■ **Data lines**:
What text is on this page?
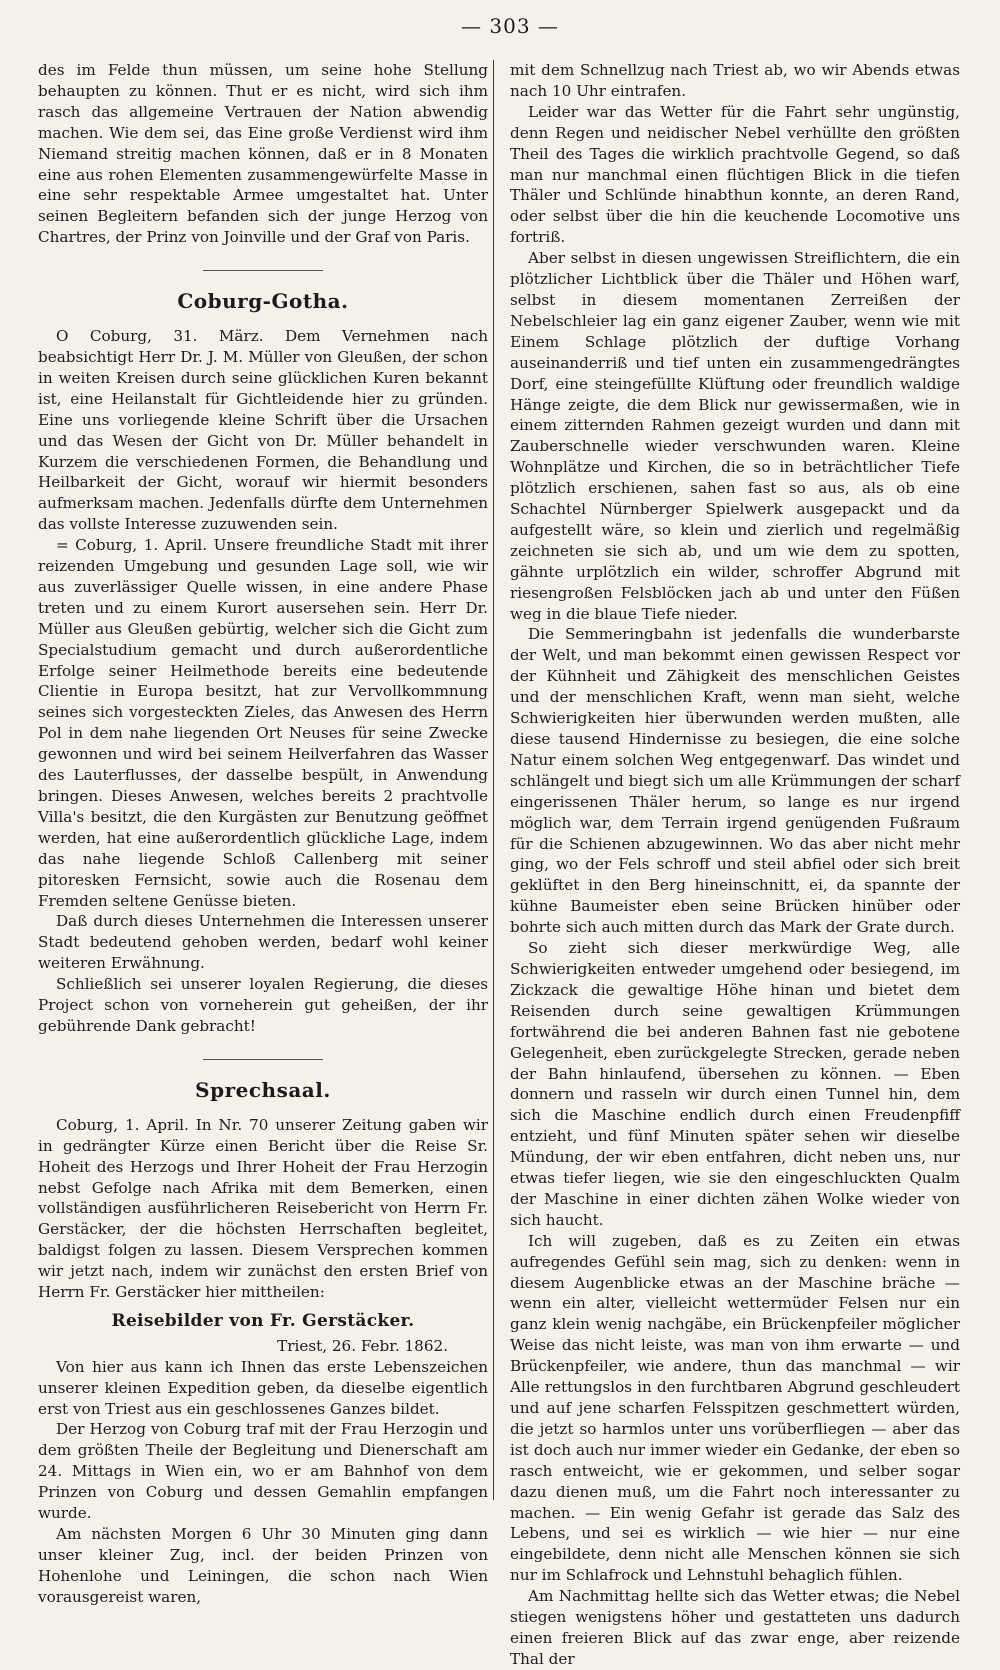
— 303 —

des im Felde thun müssen, um seine hohe Stellung behaupten zu können. Thut er es nicht, wird sich ihm rasch das allgemeine Vertrauen der Nation abwendig machen. Wie dem sei, das Eine große Verdienst wird ihm Niemand streitig machen können, daß er in 8 Monaten eine aus rohen Elementen zusammengewürfelte Masse in eine sehr respektable Armee umgestaltet hat. Unter seinen Begleitern befanden sich der junge Herzog von Chartres, der Prinz von Joinville und der Graf von Paris.

Coburg-Gotha.

O Coburg, 31. März. Dem Vernehmen nach beabsichtigt Herr Dr. J. M. Müller von Gleußen, der schon in weiten Kreisen durch seine glücklichen Kuren bekannt ist, eine Heilanstalt für Gichtleidende hier zu gründen. Eine uns vorliegende kleine Schrift über die Ursachen und das Wesen der Gicht von Dr. Müller behandelt in Kurzem die verschiedenen Formen, die Behandlung und Heilbarkeit der Gicht, worauf wir hiermit besonders aufmerksam machen. Jedenfalls dürfte dem Unternehmen das vollste Interesse zuzuwenden sein.

= Coburg, 1. April. Unsere freundliche Stadt mit ihrer reizenden Umgebung und gesunden Lage soll, wie wir aus zuverlässiger Quelle wissen, in eine andere Phase treten und zu einem Kurort ausersehen sein. Herr Dr. Müller aus Gleußen gebürtig, welcher sich die Gicht zum Specialstudium gemacht und durch außerordentliche Erfolge seiner Heilmethode bereits eine bedeutende Clientie in Europa besitzt, hat zur Vervollkommnung seines sich vorgesteckten Zieles, das Anwesen des Herrn Pol in dem nahe liegenden Ort Neuses für seine Zwecke gewonnen und wird bei seinem Heilverfahren das Wasser des Lauterflusses, der dasselbe bespült, in Anwendung bringen. Dieses Anwesen, welches bereits 2 prachtvolle Villa's besitzt, die den Kurgästen zur Benutzung geöffnet werden, hat eine außerordentlich glückliche Lage, indem das nahe liegende Schloß Callenberg mit seiner pitoresken Fernsicht, sowie auch die Rosenau dem Fremden seltene Genüsse bieten.

Daß durch dieses Unternehmen die Interessen unserer Stadt bedeutend gehoben werden, bedarf wohl keiner weiteren Erwähnung.

Schließlich sei unserer loyalen Regierung, die dieses Project schon von vorneherein gut geheißen, der ihr gebührende Dank gebracht!

Sprechsaal.

Coburg, 1. April. In Nr. 70 unserer Zeitung gaben wir in gedrängter Kürze einen Bericht über die Reise Sr. Hoheit des Herzogs und Ihrer Hoheit der Frau Herzogin nebst Gefolge nach Afrika mit dem Bemerken, einen vollständigen ausführlicheren Reisebericht von Herrn Fr. Gerstäcker, der die höchsten Herrschaften begleitet, baldigst folgen zu lassen. Diesem Versprechen kommen wir jetzt nach, indem wir zunächst den ersten Brief von Herrn Fr. Gerstäcker hier mittheilen:

Reisebilder von Fr. Gerstäcker.

Triest, 26. Febr. 1862.

Von hier aus kann ich Ihnen das erste Lebenszeichen unserer kleinen Expedition geben, da dieselbe eigentlich erst von Triest aus ein geschlossenes Ganzes bildet.

Der Herzog von Coburg traf mit der Frau Herzogin und dem größten Theile der Begleitung und Dienerschaft am 24. Mittags in Wien ein, wo er am Bahnhof von dem Prinzen von Coburg und dessen Gemahlin empfangen wurde.

Am nächsten Morgen 6 Uhr 30 Minuten ging dann unser kleiner Zug, incl. der beiden Prinzen von Hohenlohe und Leiningen, die schon nach Wien vorausgereist waren,

mit dem Schnellzug nach Triest ab, wo wir Abends etwas nach 10 Uhr eintrafen.

Leider war das Wetter für die Fahrt sehr ungünstig, denn Regen und neidischer Nebel verhüllte den größten Theil des Tages die wirklich prachtvolle Gegend, so daß man nur manchmal einen flüchtigen Blick in die tiefen Thäler und Schlünde hinabthun konnte, an deren Rand, oder selbst über die hin die keuchende Locomotive uns fortriß.

Aber selbst in diesen ungewissen Streiflichtern, die ein plötzlicher Lichtblick über die Thäler und Höhen warf, selbst in diesem momentanen Zerreißen der Nebelschleier lag ein ganz eigener Zauber, wenn wie mit Einem Schlage plötzlich der duftige Vorhang auseinanderriß und tief unten ein zusammengedrängtes Dorf, eine steingefüllte Klüftung oder freundlich waldige Hänge zeigte, die dem Blick nur gewissermaßen, wie in einem zitternden Rahmen gezeigt wurden und dann mit Zauberschnelle wieder verschwunden waren. Kleine Wohnplätze und Kirchen, die so in beträchtlicher Tiefe plötzlich erschienen, sahen fast so aus, als ob eine Schachtel Nürnberger Spielwerk ausgepackt und da aufgestellt wäre, so klein und zierlich und regelmäßig zeichneten sie sich ab, und um wie dem zu spotten, gähnte urplötzlich ein wilder, schroffer Abgrund mit riesengroßen Felsblöcken jach ab und unter den Füßen weg in die blaue Tiefe nieder.

Die Semmeringbahn ist jedenfalls die wunderbarste der Welt, und man bekommt einen gewissen Respect vor der Kühnheit und Zähigkeit des menschlichen Geistes und der menschlichen Kraft, wenn man sieht, welche Schwierigkeiten hier überwunden werden mußten, alle diese tausend Hindernisse zu besiegen, die eine solche Natur einem solchen Weg entgegenwarf. Das windet und schlängelt und biegt sich um alle Krümmungen der scharf eingerissenen Thäler herum, so lange es nur irgend möglich war, dem Terrain irgend genügenden Fußraum für die Schienen abzugewinnen. Wo das aber nicht mehr ging, wo der Fels schroff und steil abfiel oder sich breit geklüftet in den Berg hineinschnitt, ei, da spannte der kühne Baumeister eben seine Brücken hinüber oder bohrte sich auch mitten durch das Mark der Grate durch.

So zieht sich dieser merkwürdige Weg, alle Schwierigkeiten entweder umgehend oder besiegend, im Zickzack die gewaltige Höhe hinan und bietet dem Reisenden durch seine gewaltigen Krümmungen fortwährend die bei anderen Bahnen fast nie gebotene Gelegenheit, eben zurückgelegte Strecken, gerade neben der Bahn hinlaufend, übersehen zu können. — Eben donnern und rasseln wir durch einen Tunnel hin, dem sich die Maschine endlich durch einen Freudenpfiff entzieht, und fünf Minuten später sehen wir dieselbe Mündung, der wir eben entfahren, dicht neben uns, nur etwas tiefer liegen, wie sie den eingeschluckten Qualm der Maschine in einer dichten zähen Wolke wieder von sich haucht.

Ich will zugeben, daß es zu Zeiten ein etwas aufregendes Gefühl sein mag, sich zu denken: wenn in diesem Augenblicke etwas an der Maschine bräche — wenn ein alter, vielleicht wettermüder Felsen nur ein ganz klein wenig nachgäbe, ein Brückenpfeiler möglicher Weise das nicht leiste, was man von ihm erwarte — und Brückenpfeiler, wie andere, thun das manchmal — wir Alle rettungslos in den furchtbaren Abgrund geschleudert und auf jene scharfen Felsspitzen geschmettert würden, die jetzt so harmlos unter uns vorüberfliegen — aber das ist doch auch nur immer wieder ein Gedanke, der eben so rasch entweicht, wie er gekommen, und selber sogar dazu dienen muß, um die Fahrt noch interessanter zu machen. — Ein wenig Gefahr ist gerade das Salz des Lebens, und sei es wirklich — wie hier — nur eine eingebildete, denn nicht alle Menschen können sie sich nur im Schlafrock und Lehnstuhl behaglich fühlen.

Am Nachmittag hellte sich das Wetter etwas; die Nebel stiegen wenigstens höher und gestatteten uns dadurch einen freieren Blick auf das zwar enge, aber reizende Thal der
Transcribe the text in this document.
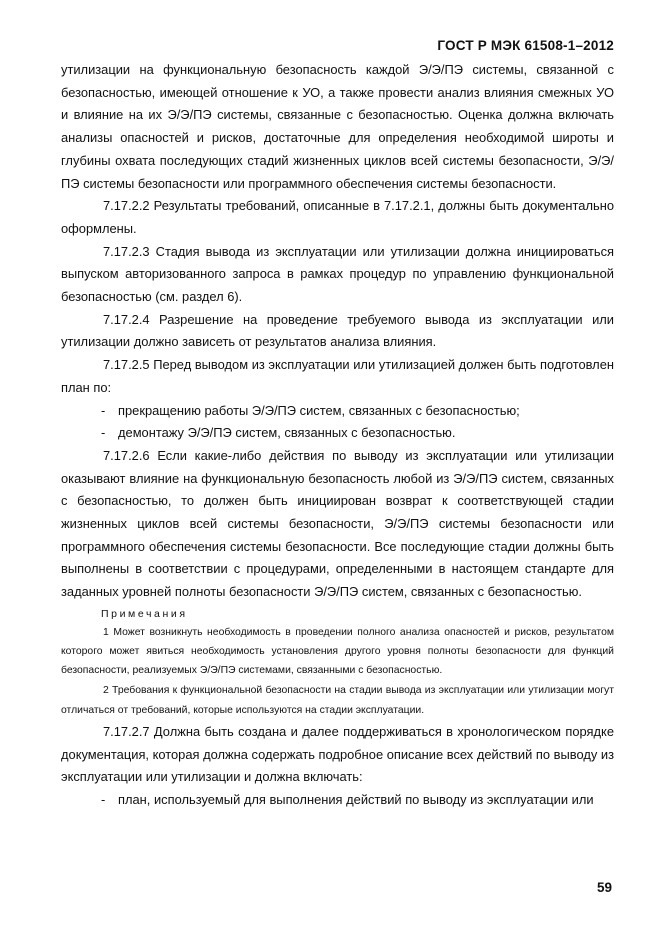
ГОСТ Р МЭК 61508-1–2012

утилизации на функциональную безопасность каждой Э/Э/ПЭ системы, связанной с безопасностью, имеющей отношение к УО, а также провести анализ влияния смежных УО и влияние на их Э/Э/ПЭ системы, связанные с безопасностью. Оценка должна включать анализы опасностей и рисков, достаточные для определения необходимой широты и глубины охвата последующих стадий жизненных циклов всей системы безопасности, Э/Э/ПЭ системы безопасности или программного обеспечения системы безопасности.

7.17.2.2 Результаты требований, описанные в 7.17.2.1, должны быть документально оформлены.

7.17.2.3 Стадия вывода из эксплуатации или утилизации должна инициироваться выпуском авторизованного запроса в рамках процедур по управлению функциональной безопасностью (см. раздел 6).

7.17.2.4 Разрешение на проведение требуемого вывода из эксплуатации или утилизации должно зависеть от результатов анализа влияния.

7.17.2.5 Перед выводом из эксплуатации или утилизацией должен быть подготовлен план по:

- прекращению работы Э/Э/ПЭ систем, связанных с безопасностью;
- демонтажу Э/Э/ПЭ систем, связанных с безопасностью.

7.17.2.6 Если какие-либо действия по выводу из эксплуатации или утилизации оказывают влияние на функциональную безопасность любой из Э/Э/ПЭ систем, связанных с безопасностью, то должен быть инициирован возврат к соответствующей стадии жизненных циклов всей системы безопасности, Э/Э/ПЭ системы безопасности или программного обеспечения системы безопасности. Все последующие стадии должны быть выполнены в соответствии с процедурами, определенными в настоящем стандарте для заданных уровней полноты безопасности Э/Э/ПЭ систем, связанных с безопасностью.

Примечания

1 Может возникнуть необходимость в проведении полного анализа опасностей и рисков, результатом которого может явиться необходимость установления другого уровня полноты безопасности для функций безопасности, реализуемых Э/Э/ПЭ системами, связанными с безопасностью.

2 Требования к функциональной безопасности на стадии вывода из эксплуатации или утилизации могут отличаться от требований, которые используются на стадии эксплуатации.

7.17.2.7 Должна быть создана и далее поддерживаться в хронологическом порядке документация, которая должна содержать подробное описание всех действий по выводу из эксплуатации или утилизации и должна включать:

- план, используемый для выполнения действий по выводу из эксплуатации или
59
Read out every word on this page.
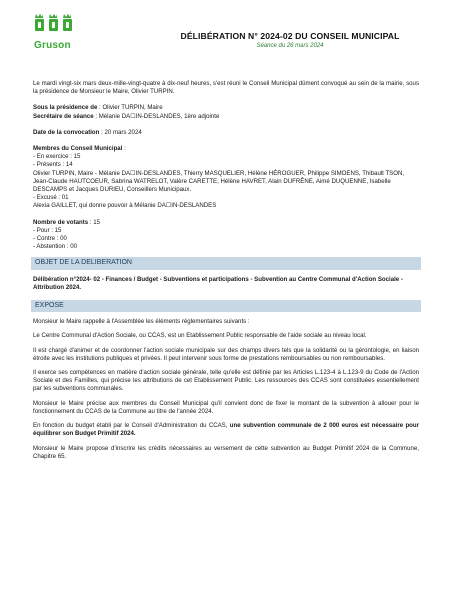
Gruson
DÉLIBÉRATION N° 2024-02 DU CONSEIL MUNICIPAL
Séance du 26 mars 2024

Le mardi vingt-six mars deux-mille-vingt-quatre à dix-neuf heures, s'est réuni le Conseil Municipal dûment convoqué au sein de la mairie, sous la présidence de Monsieur le Maire, Olivier TURPIN.

Sous la présidence de : Olivier TURPIN, Maire

Secrétaire de séance : Mélanie DA☐IN-DESLANDES, 1ère adjointe

Date de la convocation : 20 mars 2024

Membres du Conseil Municipal :

- En exercice : 15

- Présents : 14

Olivier TURPIN, Maire - Mélanie DA☐IN-DESLANDES, Thierry MASQUELIER, Hélène HÉROGUER, Philippe SIMOENS, Thibault TSON, Jean-Claude HAUTCOEUR, Sabrina WATRELOT, Valère CARETTE, Hélène HAVRET, Alain DUFRÊNE, Aimé DUQUENNE, Isabelle DESCAMPS et Jacques DURIEU, Conseillers Municipaux.

- Excusé : 01

Alexia GAILLET, qui donne pouvoir à Mélanie DA☐IN-DESLANDES

Nombre de votants : 15

- Pour : 15

- Contre : 00

- Abstention : 00

OBJET DE LA DELIBERATION

Délibération n°2024- 02 - Finances / Budget - Subventions et participations - Subvention au Centre Communal d'Action Sociale - Attribution 2024.

EXPOSE

Monsieur le Maire rappelle à l'Assemblée les éléments réglementaires suivants :

Le Centre Communal d'Action Sociale, ou CCAS, est un Etablissement Public responsable de l'aide sociale au niveau local.

Il est chargé d'animer et de coordonner l'action sociale municipale sur des champs divers tels que la solidarité ou la gérontologie, en liaison étroite avec les institutions publiques et privées. Il peut intervenir sous forme de prestations remboursables ou non remboursables.

Il exerce ses compétences en matière d'action sociale générale, telle qu'elle est définie par les Articles L.123-4 à L.123-9 du Code de l'Action Sociale et des Familles, qui précise les attributions de cet Etablissement Public. Les ressources des CCAS sont constituées essentiellement par les subventions communales.

Monsieur le Maire précise aux membres du Conseil Municipal qu'il convient donc de fixer le montant de la subvention à allouer pour le fonctionnement du CCAS de la Commune au titre de l'année 2024.

En fonction du budget établi par le Conseil d'Administration du CCAS, une subvention communale de 2 000 euros est nécessaire pour équilibrer son Budget Primitif 2024.

Monsieur le Maire propose d'inscrire les crédits nécessaires au versement de cette subvention au Budget Primitif 2024 de la Commune, Chapitre 65.
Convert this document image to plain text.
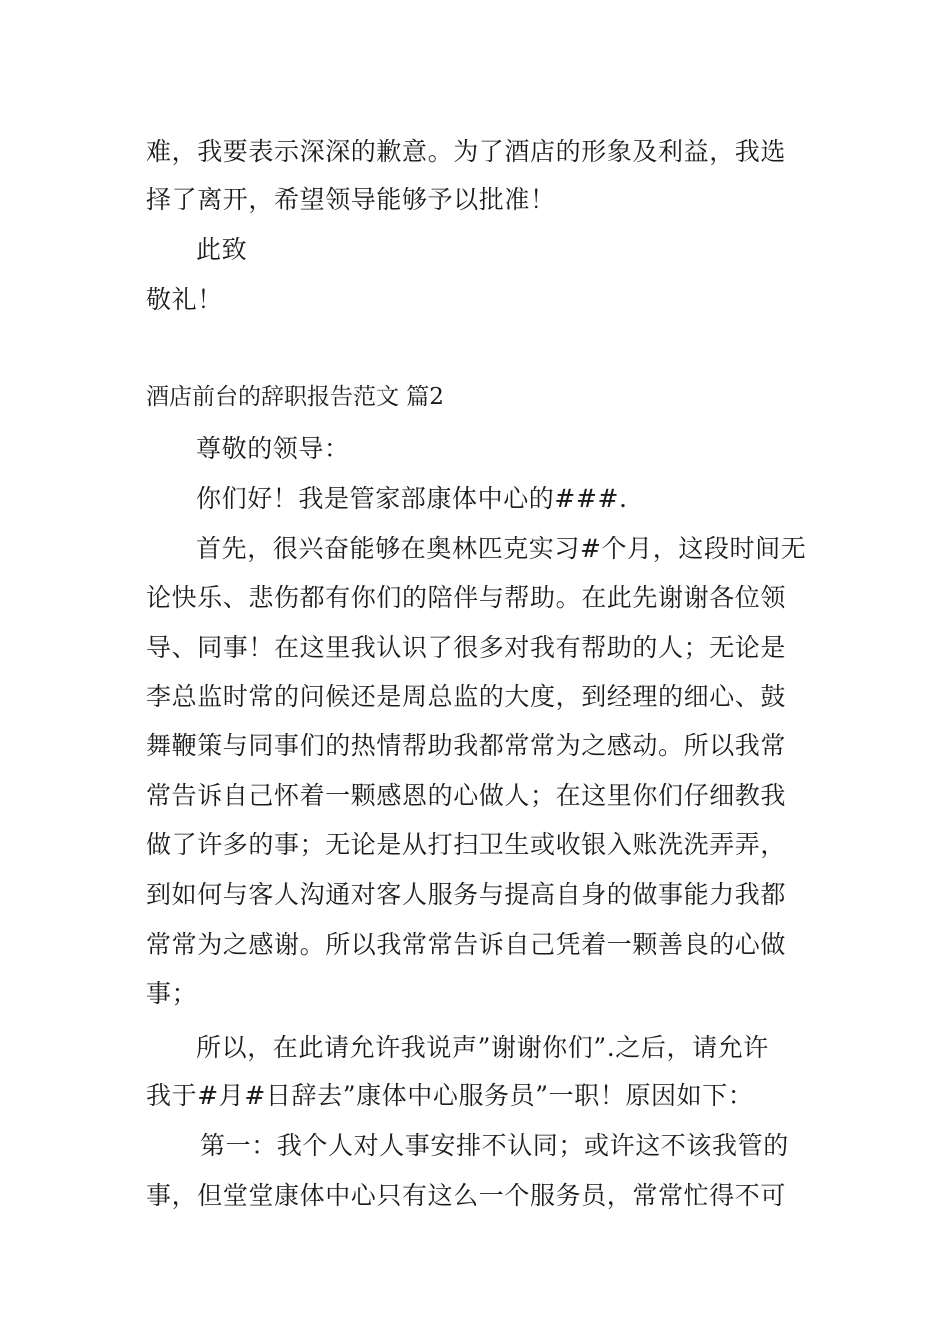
难，我要表示深深的歉意。为了酒店的形象及利益，我选
择了离开，希望领导能够予以批准！
此致
敬礼！
酒店前台的辞职报告范文 篇2
尊敬的领导：
你们好！我是管家部康体中心的###.
首先，很兴奋能够在奥林匹克实习#个月，这段时间无
论快乐、悲伤都有你们的陪伴与帮助。在此先谢谢各位领
导、同事！在这里我认识了很多对我有帮助的人；无论是
李总监时常的问候还是周总监的大度，到经理的细心、鼓
舞鞭策与同事们的热情帮助我都常常为之感动。所以我常
常告诉自己怀着一颗感恩的心做人；在这里你们仔细教我
做了许多的事；无论是从打扫卫生或收银入账洗洗弄弄，
到如何与客人沟通对客人服务与提高自身的做事能力我都
常常为之感谢。所以我常常告诉自己凭着一颗善良的心做
事；
所以，在此请允许我说声”谢谢你们”.之后，请允许
我于#月#日辞去”康体中心服务员”一职！原因如下：
第一：我个人对人事安排不认同；或许这不该我管的
事，但堂堂康体中心只有这么一个服务员，常常忙得不可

■ **What is expected**: Select, from the listing, all lines that include the word "Centre".

■ **Solution for this task**:
Délibération n°2024- 02 - Finances / Budget - Subventions et participations - Subvention au Centre Communal d'Action Sociale - Attribution 2024.
Le Centre Communal d'Action Sociale, ou CCAS, est un Etablissement Public responsable de l'aide sociale au niveau local.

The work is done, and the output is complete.